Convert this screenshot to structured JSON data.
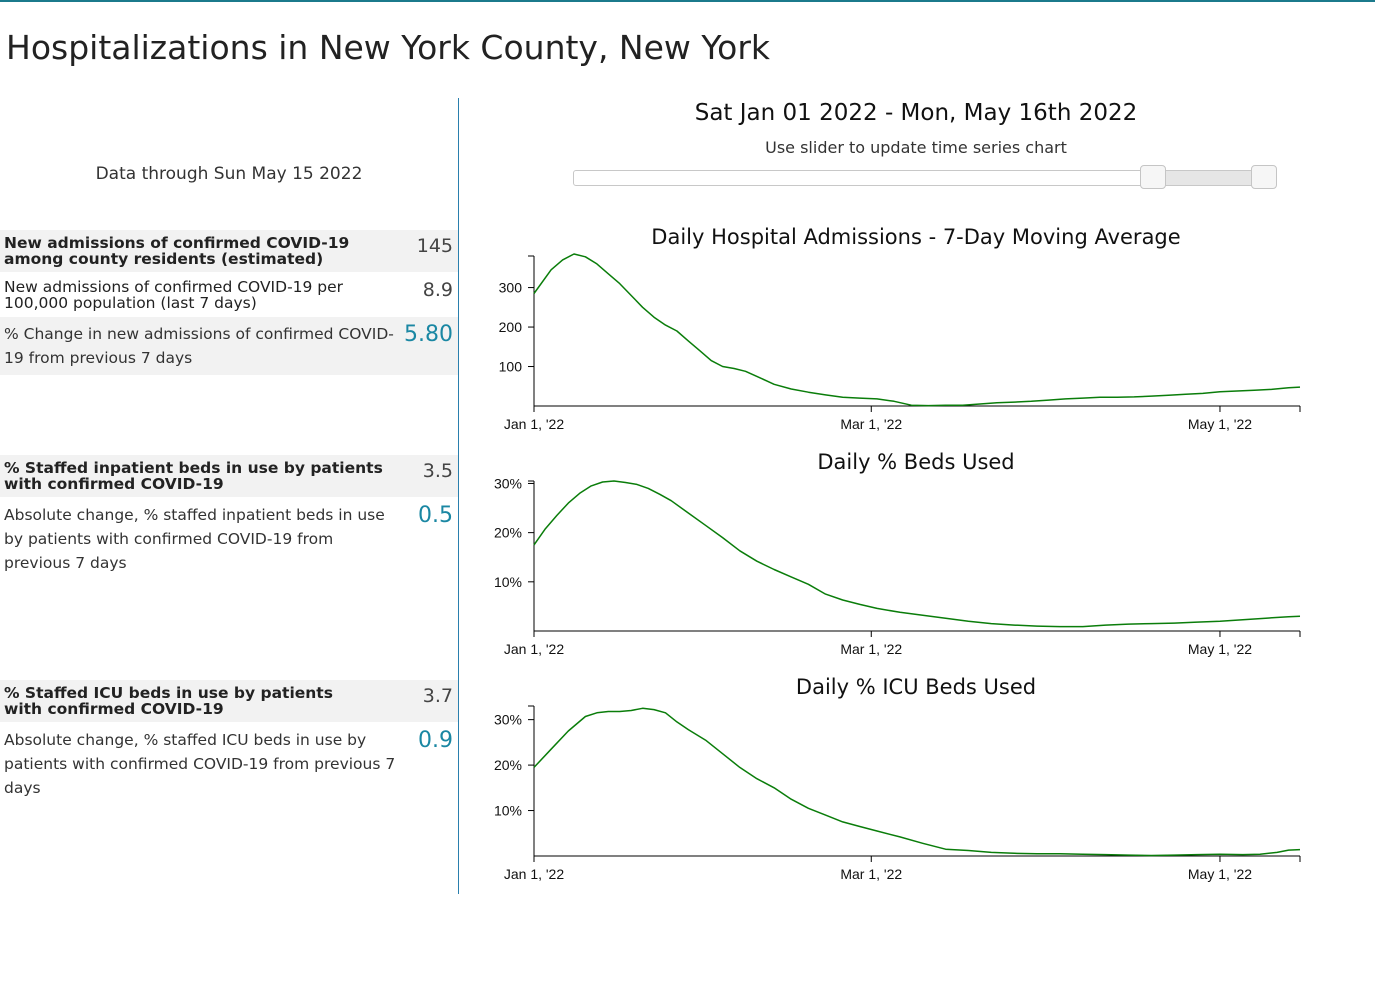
{
  "page": {
    "title": "Hospitalizations in New York County, New York"
  },
  "left": {
    "data_through": "Data through Sun May 15 2022",
    "metrics": [
      {
        "label": "New admissions of confirmed COVID-19 among county residents (estimated)",
        "value": "145"
      },
      {
        "label": "New admissions of confirmed COVID-19 per 100,000 population (last 7 days)",
        "value": "8.9"
      },
      {
        "label": "% Change in new admissions of confirmed COVID-19 from previous 7 days",
        "value": "5.80"
      },
      {
        "label": "% Staffed inpatient beds in use by patients with confirmed COVID-19",
        "value": "3.5"
      },
      {
        "label": "Absolute change, % staffed inpatient beds in use by patients with confirmed COVID-19 from previous 7 days",
        "value": "0.5"
      },
      {
        "label": "% Staffed ICU beds in use by patients with confirmed COVID-19",
        "value": "3.7"
      },
      {
        "label": "Absolute change, % staffed ICU beds in use by patients with confirmed COVID-19 from previous 7 days",
        "value": "0.9"
      }
    ]
  },
  "right": {
    "date_range": "Sat Jan 01 2022 - Mon, May 16th 2022",
    "slider_hint": "Use slider to update time series chart",
    "slider": {
      "start_fraction": 0.83,
      "end_fraction": 0.99
    }
  },
  "colors": {
    "line": "#0a7d0a",
    "accent": "#1a87a3",
    "border": "#2a7fad"
  },
  "chart_data": [
    {
      "type": "line",
      "title": "Daily Hospital Admissions - 7-Day Moving Average",
      "x_labels": [
        "Jan 1, '22",
        "Mar 1, '22",
        "May 1, '22"
      ],
      "x_label_days": [
        0,
        59,
        120
      ],
      "x_domain_days": [
        0,
        134
      ],
      "y_ticks": [
        100,
        200,
        300
      ],
      "y_tick_labels": [
        "100",
        "200",
        "300"
      ],
      "ylim": [
        0,
        380
      ],
      "series": [
        {
          "name": "7-day moving average admissions",
          "x": [
            0,
            3,
            5,
            7,
            9,
            11,
            13,
            15,
            17,
            19,
            21,
            23,
            25,
            27,
            29,
            31,
            33,
            35,
            37,
            39,
            42,
            45,
            48,
            51,
            54,
            57,
            60,
            63,
            66,
            69,
            72,
            75,
            78,
            81,
            84,
            87,
            90,
            93,
            96,
            99,
            102,
            105,
            108,
            111,
            114,
            117,
            120,
            123,
            126,
            129,
            132,
            134
          ],
          "y": [
            285,
            345,
            370,
            385,
            378,
            360,
            335,
            310,
            280,
            250,
            225,
            205,
            190,
            165,
            140,
            115,
            100,
            95,
            88,
            75,
            55,
            43,
            35,
            28,
            22,
            20,
            18,
            12,
            2,
            1,
            2,
            2,
            5,
            8,
            10,
            12,
            15,
            18,
            20,
            22,
            22,
            23,
            25,
            27,
            30,
            32,
            36,
            38,
            40,
            42,
            46,
            48
          ]
        }
      ]
    },
    {
      "type": "line",
      "title": "Daily % Beds Used",
      "x_labels": [
        "Jan 1, '22",
        "Mar 1, '22",
        "May 1, '22"
      ],
      "x_label_days": [
        0,
        59,
        120
      ],
      "x_domain_days": [
        0,
        134
      ],
      "y_ticks": [
        10,
        20,
        30
      ],
      "y_tick_labels": [
        "10%",
        "20%",
        "30%"
      ],
      "ylim": [
        0,
        30.5
      ],
      "series": [
        {
          "name": "% beds used",
          "x": [
            0,
            2,
            4,
            6,
            8,
            10,
            12,
            14,
            16,
            18,
            20,
            22,
            24,
            27,
            30,
            33,
            36,
            39,
            42,
            45,
            48,
            51,
            54,
            57,
            60,
            64,
            68,
            72,
            76,
            80,
            84,
            88,
            92,
            96,
            100,
            104,
            108,
            112,
            116,
            120,
            124,
            128,
            132,
            134
          ],
          "y": [
            17.5,
            20.8,
            23.5,
            26,
            28,
            29.5,
            30.3,
            30.5,
            30.2,
            29.8,
            29,
            27.8,
            26.5,
            24,
            21.5,
            19,
            16.3,
            14.2,
            12.5,
            11,
            9.5,
            7.5,
            6.3,
            5.4,
            4.6,
            3.8,
            3.2,
            2.6,
            2.0,
            1.5,
            1.2,
            1.0,
            0.9,
            0.9,
            1.2,
            1.4,
            1.5,
            1.6,
            1.8,
            2.0,
            2.3,
            2.6,
            2.9,
            3.0
          ]
        }
      ]
    },
    {
      "type": "line",
      "title": "Daily % ICU Beds Used",
      "x_labels": [
        "Jan 1, '22",
        "Mar 1, '22",
        "May 1, '22"
      ],
      "x_label_days": [
        0,
        59,
        120
      ],
      "x_domain_days": [
        0,
        134
      ],
      "y_ticks": [
        10,
        20,
        30
      ],
      "y_tick_labels": [
        "10%",
        "20%",
        "30%"
      ],
      "ylim": [
        0,
        33
      ],
      "series": [
        {
          "name": "% ICU beds used",
          "x": [
            0,
            3,
            6,
            9,
            11,
            13,
            15,
            17,
            19,
            21,
            23,
            25,
            27,
            30,
            33,
            36,
            39,
            42,
            45,
            48,
            51,
            54,
            57,
            60,
            64,
            68,
            72,
            76,
            80,
            84,
            88,
            92,
            96,
            100,
            104,
            108,
            112,
            116,
            120,
            124,
            127,
            130,
            132,
            134
          ],
          "y": [
            19.5,
            23.5,
            27.5,
            30.7,
            31.5,
            31.8,
            31.8,
            32,
            32.5,
            32.2,
            31.5,
            29.5,
            27.8,
            25.5,
            22.5,
            19.5,
            17,
            15,
            12.5,
            10.5,
            9,
            7.5,
            6.5,
            5.5,
            4.2,
            2.8,
            1.5,
            1.2,
            0.8,
            0.6,
            0.5,
            0.5,
            0.4,
            0.3,
            0.2,
            0.1,
            0.2,
            0.3,
            0.4,
            0.3,
            0.4,
            0.8,
            1.3,
            1.4
          ]
        }
      ]
    }
  ]
}
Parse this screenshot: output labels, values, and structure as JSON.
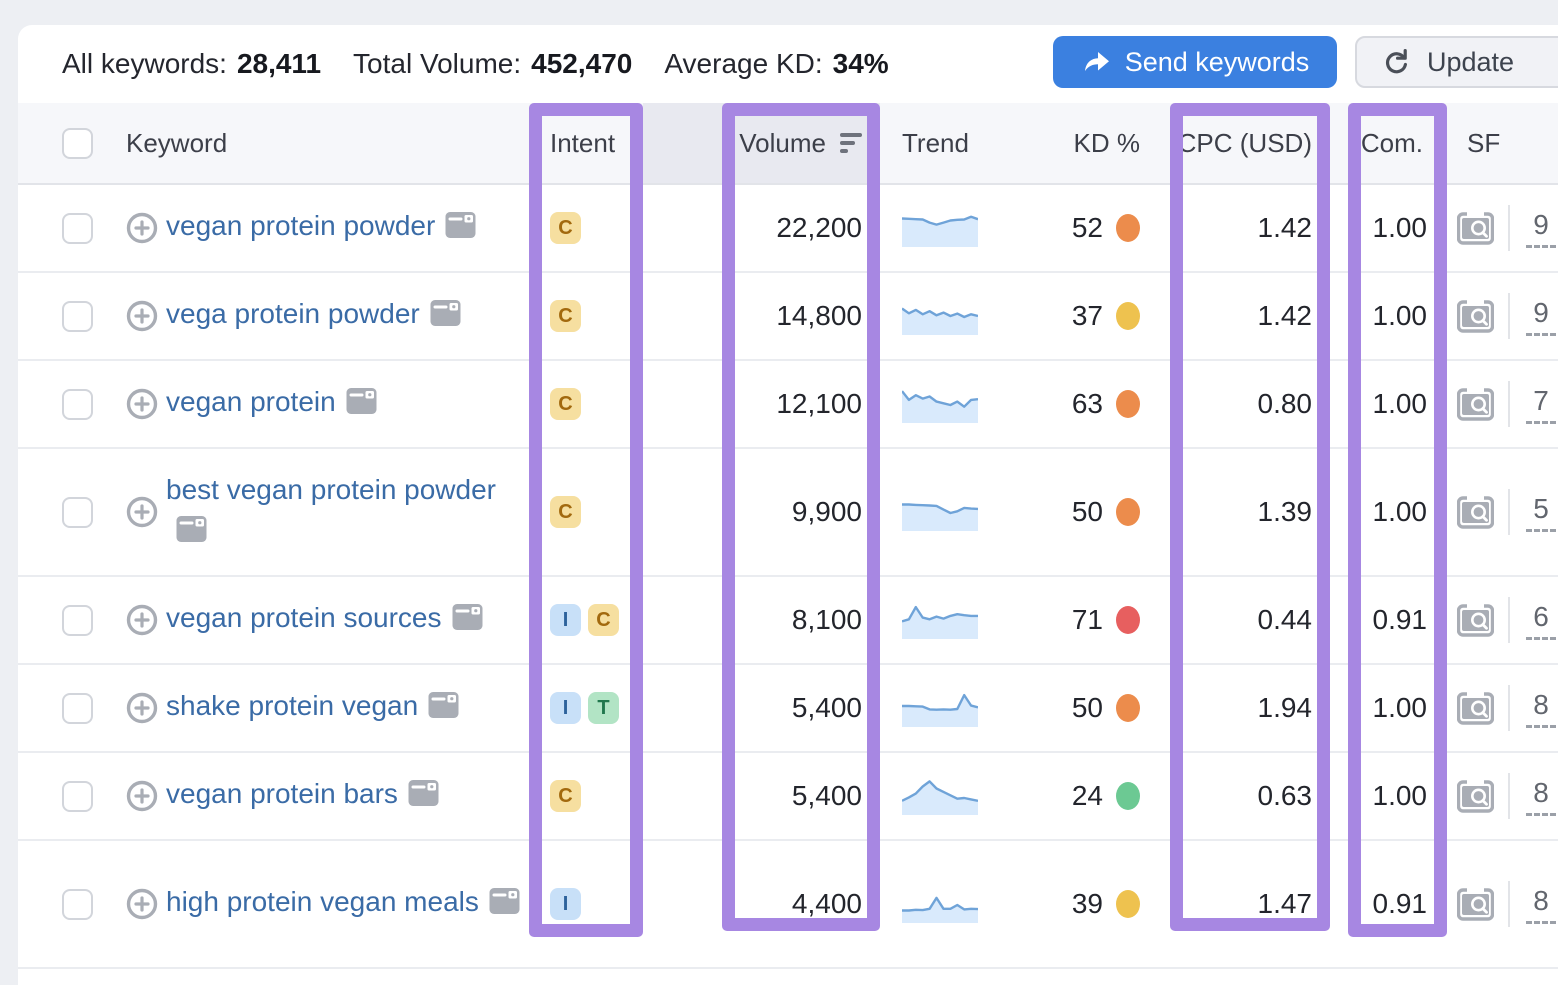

┄┄┄┄┄┄

◆ **EXERCISE INSTRUCTIONS**: Going through the entries above, tally every line that contains the string "Daily", then state only the total.

◆ **ANSWER TO THIS PROBLEM**: 3